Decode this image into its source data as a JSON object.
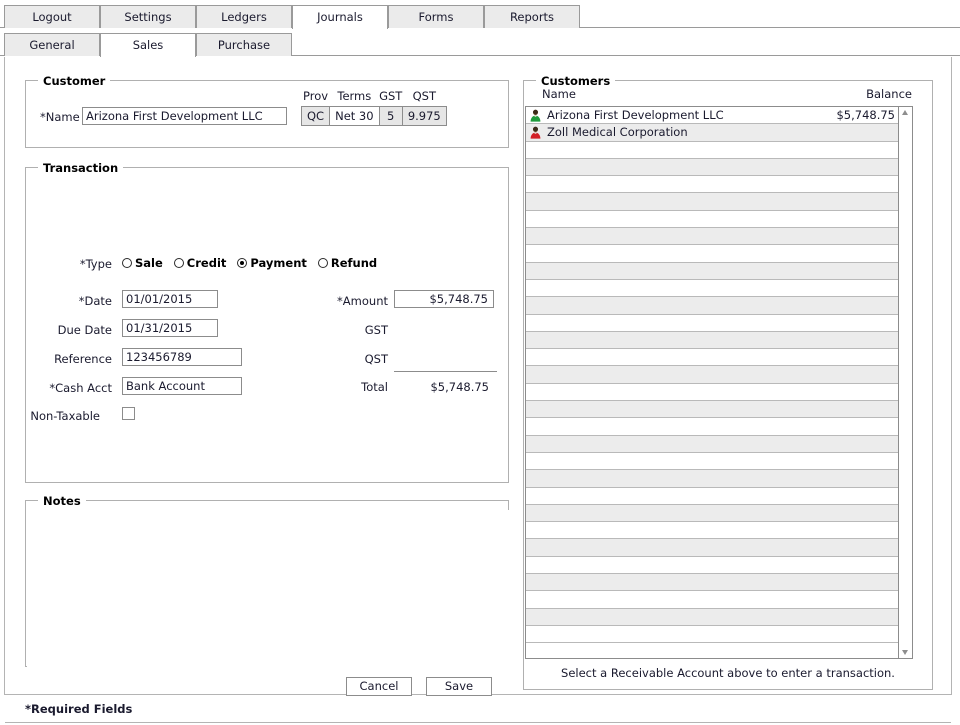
{
  "tabs": {
    "primary": [
      {
        "label": "Logout",
        "active": false
      },
      {
        "label": "Settings",
        "active": false
      },
      {
        "label": "Ledgers",
        "active": false
      },
      {
        "label": "Journals",
        "active": true
      },
      {
        "label": "Forms",
        "active": false
      },
      {
        "label": "Reports",
        "active": false
      }
    ],
    "secondary": [
      {
        "label": "General",
        "active": false
      },
      {
        "label": "Sales",
        "active": true
      },
      {
        "label": "Purchase",
        "active": false
      }
    ]
  },
  "customer": {
    "legend": "Customer",
    "name_label": "*Name",
    "name_value": "Arizona First Development LLC",
    "terms_headers": [
      "Prov",
      "Terms",
      "GST",
      "QST"
    ],
    "terms_values": [
      "QC",
      "Net 30",
      "5",
      "9.975"
    ]
  },
  "transaction": {
    "legend": "Transaction",
    "type_label": "*Type",
    "type_options": [
      {
        "label": "Sale",
        "selected": false
      },
      {
        "label": "Credit",
        "selected": false
      },
      {
        "label": "Payment",
        "selected": true
      },
      {
        "label": "Refund",
        "selected": false
      }
    ],
    "date_label": "*Date",
    "date_value": "01/01/2015",
    "due_date_label": "Due Date",
    "due_date_value": "01/31/2015",
    "reference_label": "Reference",
    "reference_value": "123456789",
    "cash_acct_label": "*Cash Acct",
    "cash_acct_value": "Bank Account",
    "non_taxable_label": "Non-Taxable",
    "non_taxable_checked": false,
    "amount_label": "*Amount",
    "amount_value": "$5,748.75",
    "gst_label": "GST",
    "gst_value": "",
    "qst_label": "QST",
    "qst_value": "",
    "total_label": "Total",
    "total_value": "$5,748.75"
  },
  "notes": {
    "legend": "Notes",
    "value": ""
  },
  "actions": {
    "cancel_label": "Cancel",
    "save_label": "Save",
    "required_note": "*Required Fields"
  },
  "customers_panel": {
    "legend": "Customers",
    "col_name": "Name",
    "col_balance": "Balance",
    "footer": "Select a Receivable Account above to enter a transaction.",
    "rows": [
      {
        "name": "Arizona First Development LLC",
        "balance": "$5,748.75",
        "icon": "person-icon-green",
        "icon_color": "#1f9c3c"
      },
      {
        "name": "Zoll Medical Corporation",
        "balance": "",
        "icon": "person-icon-red",
        "icon_color": "#d31f26"
      }
    ],
    "empty_row_count": 29,
    "scroll_up_icon": "scroll-up-arrow-icon",
    "scroll_down_icon": "scroll-down-arrow-icon"
  }
}
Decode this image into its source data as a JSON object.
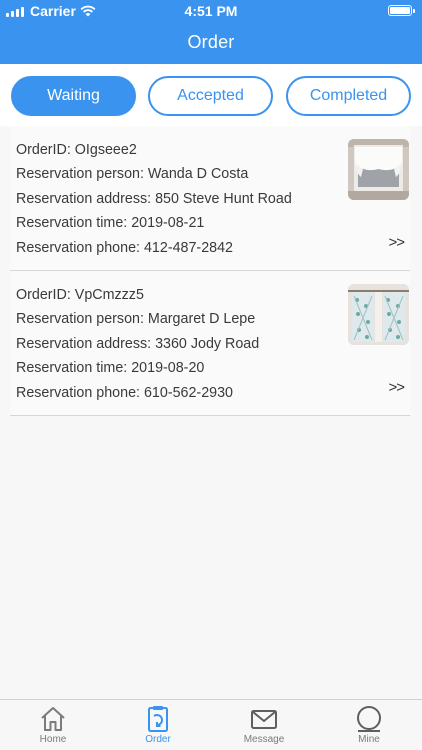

● ● ● ● ● ● ●

■ Problem statement
Repeat each entry exactly. Pictures do not belong in the copy.

■ Problem solution
Decode this image into its source data as a JSON object.
{
  "tabs": {
    "primary": [
      {
        "label": "Logout",
        "active": false
      },
      {
        "label": "Settings",
        "active": false
      },
      {
        "label": "Ledgers",
        "active": false
      },
      {
        "label": "Journals",
        "active": true
      },
      {
        "label": "Forms",
        "active": false
      },
      {
        "label": "Reports",
        "active": false
      }
    ],
    "secondary": [
      {
        "label": "General",
        "active": false
      },
      {
        "label": "Sales",
        "active": true
      },
      {
        "label": "Purchase",
        "active": false
      }
    ]
  },
  "customer": {
    "legend": "Customer",
    "name_label": "*Name",
    "name_value": "Arizona First Development LLC",
    "terms_headers": [
      "Prov",
      "Terms",
      "GST",
      "QST"
    ],
    "terms_values": [
      "QC",
      "Net 30",
      "5",
      "9.975"
    ]
  },
  "transaction": {
    "legend": "Transaction",
    "type_label": "*Type",
    "type_options": [
      {
        "label": "Sale",
        "selected": false
      },
      {
        "label": "Credit",
        "selected": false
      },
      {
        "label": "Payment",
        "selected": true
      },
      {
        "label": "Refund",
        "selected": false
      }
    ],
    "date_label": "*Date",
    "date_value": "01/01/2015",
    "due_date_label": "Due Date",
    "due_date_value": "01/31/2015",
    "reference_label": "Reference",
    "reference_value": "123456789",
    "cash_acct_label": "*Cash Acct",
    "cash_acct_value": "Bank Account",
    "non_taxable_label": "Non-Taxable",
    "non_taxable_checked": false,
    "amount_label": "*Amount",
    "amount_value": "$5,748.75",
    "gst_label": "GST",
    "gst_value": "",
    "qst_label": "QST",
    "qst_value": "",
    "total_label": "Total",
    "total_value": "$5,748.75"
  },
  "notes": {
    "legend": "Notes",
    "value": ""
  },
  "actions": {
    "cancel_label": "Cancel",
    "save_label": "Save",
    "required_note": "*Required Fields"
  },
  "customers_panel": {
    "legend": "Customers",
    "col_name": "Name",
    "col_balance": "Balance",
    "footer": "Select a Receivable Account above to enter a transaction.",
    "rows": [
      {
        "name": "Arizona First Development LLC",
        "balance": "$5,748.75",
        "icon": "person-icon-green",
        "icon_color": "#1f9c3c"
      },
      {
        "name": "Zoll Medical Corporation",
        "balance": "",
        "icon": "person-icon-red",
        "icon_color": "#d31f26"
      }
    ],
    "empty_row_count": 29,
    "scroll_up_icon": "scroll-up-arrow-icon",
    "scroll_down_icon": "scroll-down-arrow-icon"
  }
}
Decode this image into its source data as a JSON object.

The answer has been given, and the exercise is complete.